Written request:
Quote every line of the data below as it stands, omitting pictures.

Data excerpts:
* * * * * * *

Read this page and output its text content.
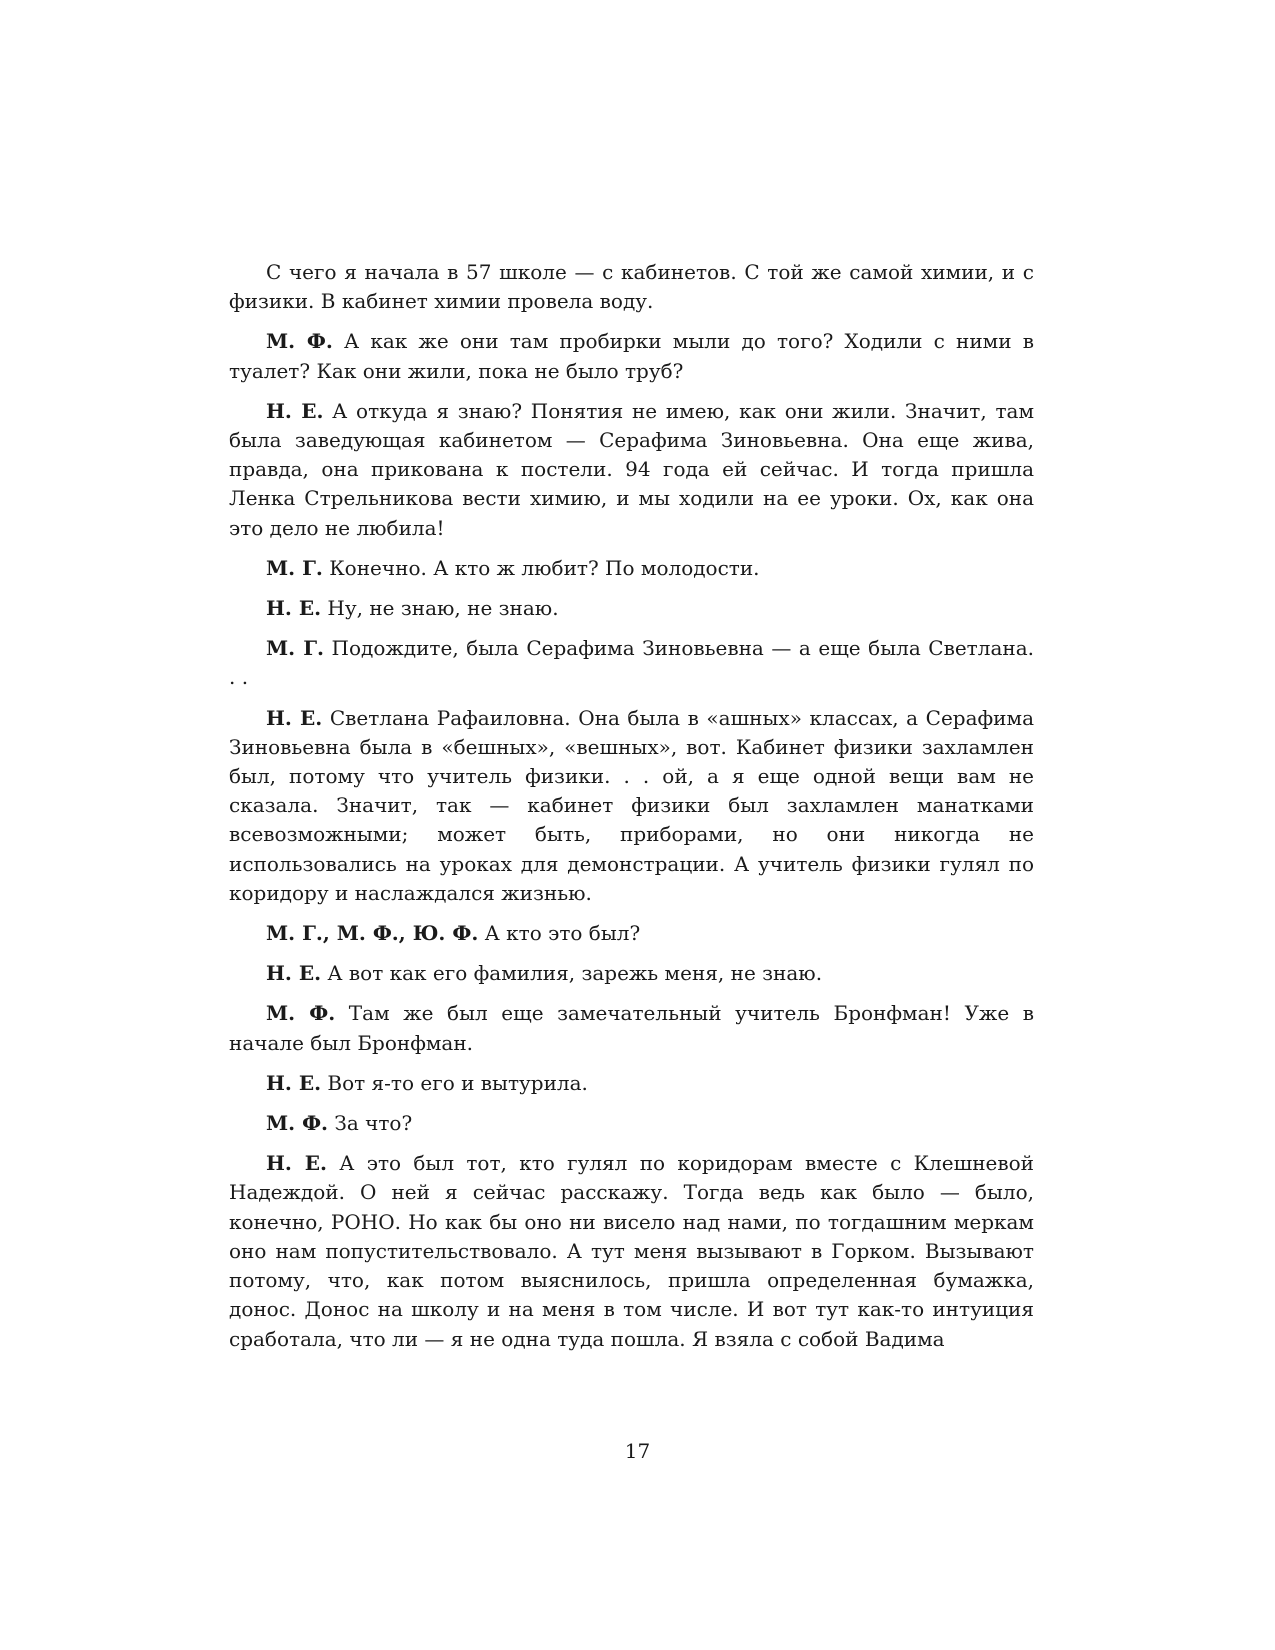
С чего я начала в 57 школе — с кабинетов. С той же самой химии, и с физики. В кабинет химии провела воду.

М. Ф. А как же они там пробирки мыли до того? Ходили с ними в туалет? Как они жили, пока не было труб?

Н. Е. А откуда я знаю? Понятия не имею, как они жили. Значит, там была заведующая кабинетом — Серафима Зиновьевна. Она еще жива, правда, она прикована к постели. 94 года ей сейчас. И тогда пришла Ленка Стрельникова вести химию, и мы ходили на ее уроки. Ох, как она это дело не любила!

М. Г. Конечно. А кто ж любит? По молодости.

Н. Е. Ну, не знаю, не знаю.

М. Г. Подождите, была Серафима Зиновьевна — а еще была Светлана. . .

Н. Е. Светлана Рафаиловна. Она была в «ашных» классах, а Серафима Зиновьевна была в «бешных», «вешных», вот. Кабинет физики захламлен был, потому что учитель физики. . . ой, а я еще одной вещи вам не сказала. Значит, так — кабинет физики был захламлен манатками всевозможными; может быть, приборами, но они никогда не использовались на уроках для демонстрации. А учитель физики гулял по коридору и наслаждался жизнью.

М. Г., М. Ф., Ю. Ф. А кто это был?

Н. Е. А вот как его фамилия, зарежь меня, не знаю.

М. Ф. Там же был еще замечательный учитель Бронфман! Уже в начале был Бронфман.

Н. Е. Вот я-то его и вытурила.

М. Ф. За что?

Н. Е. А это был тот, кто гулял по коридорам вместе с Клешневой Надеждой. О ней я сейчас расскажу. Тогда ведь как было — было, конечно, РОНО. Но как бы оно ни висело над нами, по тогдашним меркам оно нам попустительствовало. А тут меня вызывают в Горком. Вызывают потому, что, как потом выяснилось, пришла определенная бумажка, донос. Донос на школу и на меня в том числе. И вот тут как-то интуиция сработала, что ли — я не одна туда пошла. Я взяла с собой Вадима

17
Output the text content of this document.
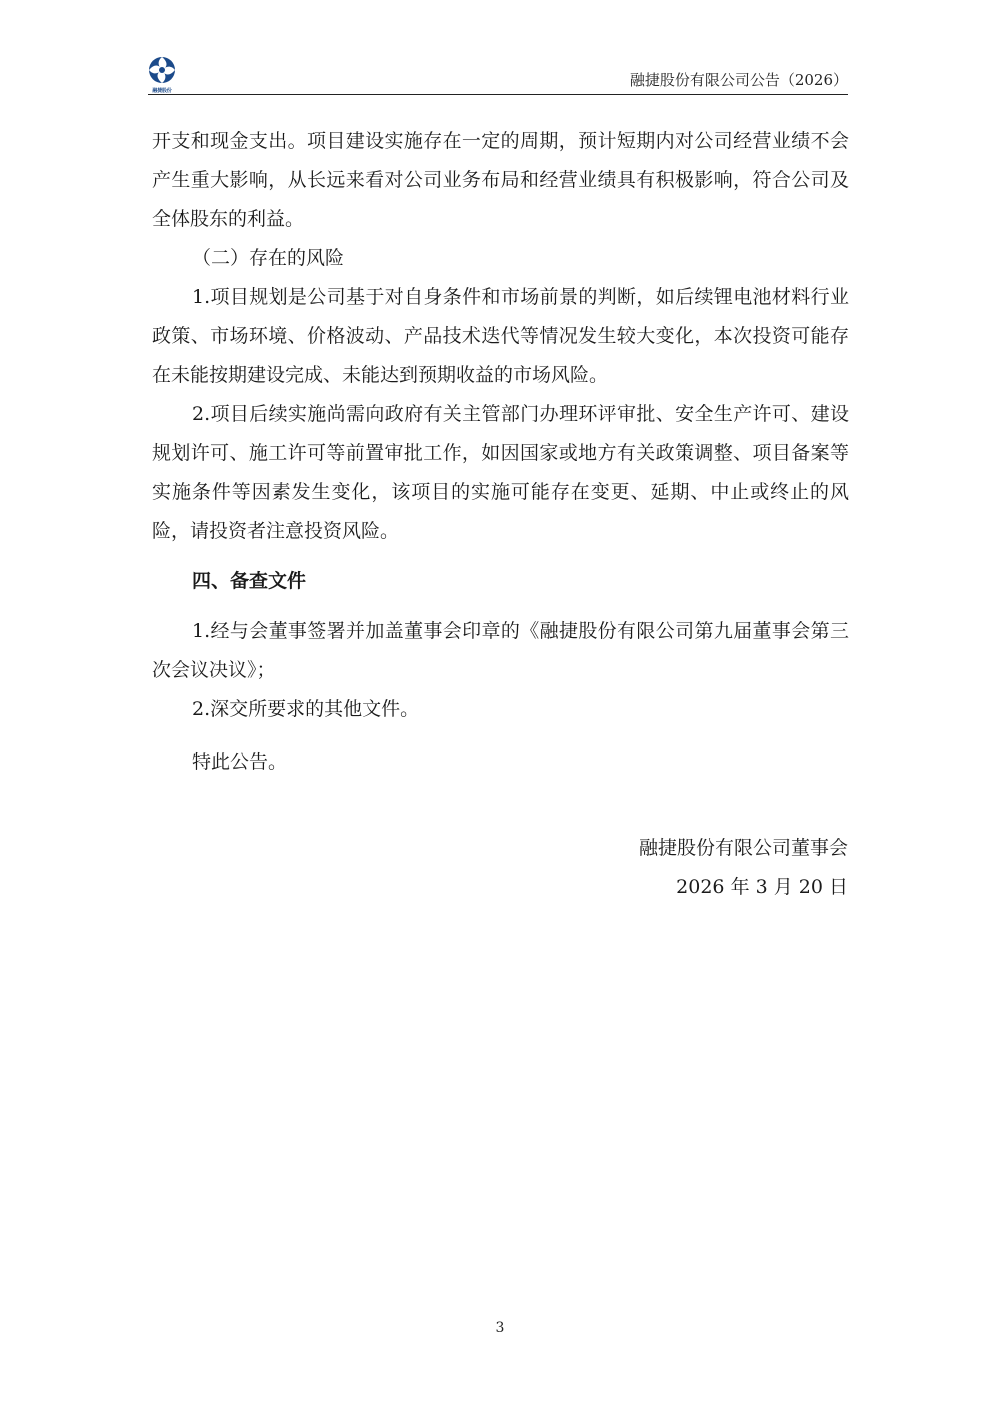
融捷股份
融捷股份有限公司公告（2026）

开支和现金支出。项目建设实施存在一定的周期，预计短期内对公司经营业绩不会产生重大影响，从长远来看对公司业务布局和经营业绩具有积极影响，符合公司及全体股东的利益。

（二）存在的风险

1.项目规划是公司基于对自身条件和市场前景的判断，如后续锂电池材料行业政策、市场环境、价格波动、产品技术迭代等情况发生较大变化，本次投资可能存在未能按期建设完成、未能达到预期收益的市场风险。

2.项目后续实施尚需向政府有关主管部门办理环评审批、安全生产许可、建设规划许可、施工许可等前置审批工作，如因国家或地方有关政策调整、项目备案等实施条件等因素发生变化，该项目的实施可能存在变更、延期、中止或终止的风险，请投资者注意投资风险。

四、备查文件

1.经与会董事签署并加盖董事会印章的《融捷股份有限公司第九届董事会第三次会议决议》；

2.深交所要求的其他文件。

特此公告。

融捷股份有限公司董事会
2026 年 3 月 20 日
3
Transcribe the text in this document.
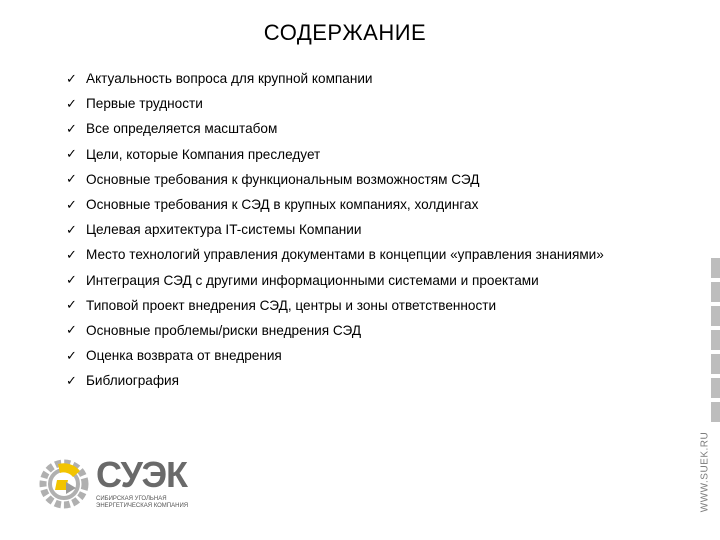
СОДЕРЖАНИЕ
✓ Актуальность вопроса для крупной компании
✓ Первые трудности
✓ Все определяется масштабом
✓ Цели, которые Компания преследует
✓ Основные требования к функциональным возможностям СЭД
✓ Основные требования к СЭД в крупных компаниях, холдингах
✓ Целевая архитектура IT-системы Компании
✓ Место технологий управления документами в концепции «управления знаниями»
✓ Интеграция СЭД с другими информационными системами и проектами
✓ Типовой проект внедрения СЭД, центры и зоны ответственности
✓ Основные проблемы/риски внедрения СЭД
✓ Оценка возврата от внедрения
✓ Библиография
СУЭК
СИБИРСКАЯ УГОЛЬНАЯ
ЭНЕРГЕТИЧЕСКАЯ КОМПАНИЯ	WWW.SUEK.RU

* * * * * * *

Right answer:
Read this page and output its text content.
С чего я начала в 57 школе — с кабинетов. С той же самой химии, и с физики. В кабинет химии провела воду.

М. Ф. А как же они там пробирки мыли до того? Ходили с ними в туалет? Как они жили, пока не было труб?

Н. Е. А откуда я знаю? Понятия не имею, как они жили. Значит, там была заведующая кабинетом — Серафима Зиновьевна. Она еще жива, правда, она прикована к постели. 94 года ей сейчас. И тогда пришла Ленка Стрельникова вести химию, и мы ходили на ее уроки. Ох, как она это дело не любила!

М. Г. Конечно. А кто ж любит? По молодости.

Н. Е. Ну, не знаю, не знаю.

М. Г. Подождите, была Серафима Зиновьевна — а еще была Светлана. . .

Н. Е. Светлана Рафаиловна. Она была в «ашных» классах, а Серафима Зиновьевна была в «бешных», «вешных», вот. Кабинет физики захламлен был, потому что учитель физики. . . ой, а я еще одной вещи вам не сказала. Значит, так — кабинет физики был захламлен манатками всевозможными; может быть, приборами, но они никогда не использовались на уроках для демонстрации. А учитель физики гулял по коридору и наслаждался жизнью.

М. Г., М. Ф., Ю. Ф. А кто это был?

Н. Е. А вот как его фамилия, зарежь меня, не знаю.

М. Ф. Там же был еще замечательный учитель Бронфман! Уже в начале был Бронфман.

Н. Е. Вот я-то его и вытурила.

М. Ф. За что?

Н. Е. А это был тот, кто гулял по коридорам вместе с Клешневой Надеждой. О ней я сейчас расскажу. Тогда ведь как было — было, конечно, РОНО. Но как бы оно ни висело над нами, по тогдашним меркам оно нам попустительствовало. А тут меня вызывают в Горком. Вызывают потому, что, как потом выяснилось, пришла определенная бумажка, донос. Донос на школу и на меня в том числе. И вот тут как-то интуиция сработала, что ли — я не одна туда пошла. Я взяла с собой Вадима

17
Output the text content of this document.
融捷股份
融捷股份有限公司公告（2026）

开支和现金支出。项目建设实施存在一定的周期，预计短期内对公司经营业绩不会产生重大影响，从长远来看对公司业务布局和经营业绩具有积极影响，符合公司及全体股东的利益。

（二）存在的风险

1.项目规划是公司基于对自身条件和市场前景的判断，如后续锂电池材料行业政策、市场环境、价格波动、产品技术迭代等情况发生较大变化，本次投资可能存在未能按期建设完成、未能达到预期收益的市场风险。

2.项目后续实施尚需向政府有关主管部门办理环评审批、安全生产许可、建设规划许可、施工许可等前置审批工作，如因国家或地方有关政策调整、项目备案等实施条件等因素发生变化，该项目的实施可能存在变更、延期、中止或终止的风险，请投资者注意投资风险。

四、备查文件

1.经与会董事签署并加盖董事会印章的《融捷股份有限公司第九届董事会第三次会议决议》；

2.深交所要求的其他文件。

特此公告。

融捷股份有限公司董事会
2026 年 3 月 20 日
3
Transcribe the text in this document.
СОДЕРЖАНИЕ
✓ Актуальность вопроса для крупной компании
✓ Первые трудности
✓ Все определяется масштабом
✓ Цели, которые Компания преследует
✓ Основные требования к функциональным возможностям СЭД
✓ Основные требования к СЭД в крупных компаниях, холдингах
✓ Целевая архитектура IT-системы Компании
✓ Место технологий управления документами в концепции «управления знаниями»
✓ Интеграция СЭД с другими информационными системами и проектами
✓ Типовой проект внедрения СЭД, центры и зоны ответственности
✓ Основные проблемы/риски внедрения СЭД
✓ Оценка возврата от внедрения
✓ Библиография
СУЭК
СИБИРСКАЯ УГОЛЬНАЯ
ЭНЕРГЕТИЧЕСКАЯ КОМПАНИЯ	WWW.SUEK.RU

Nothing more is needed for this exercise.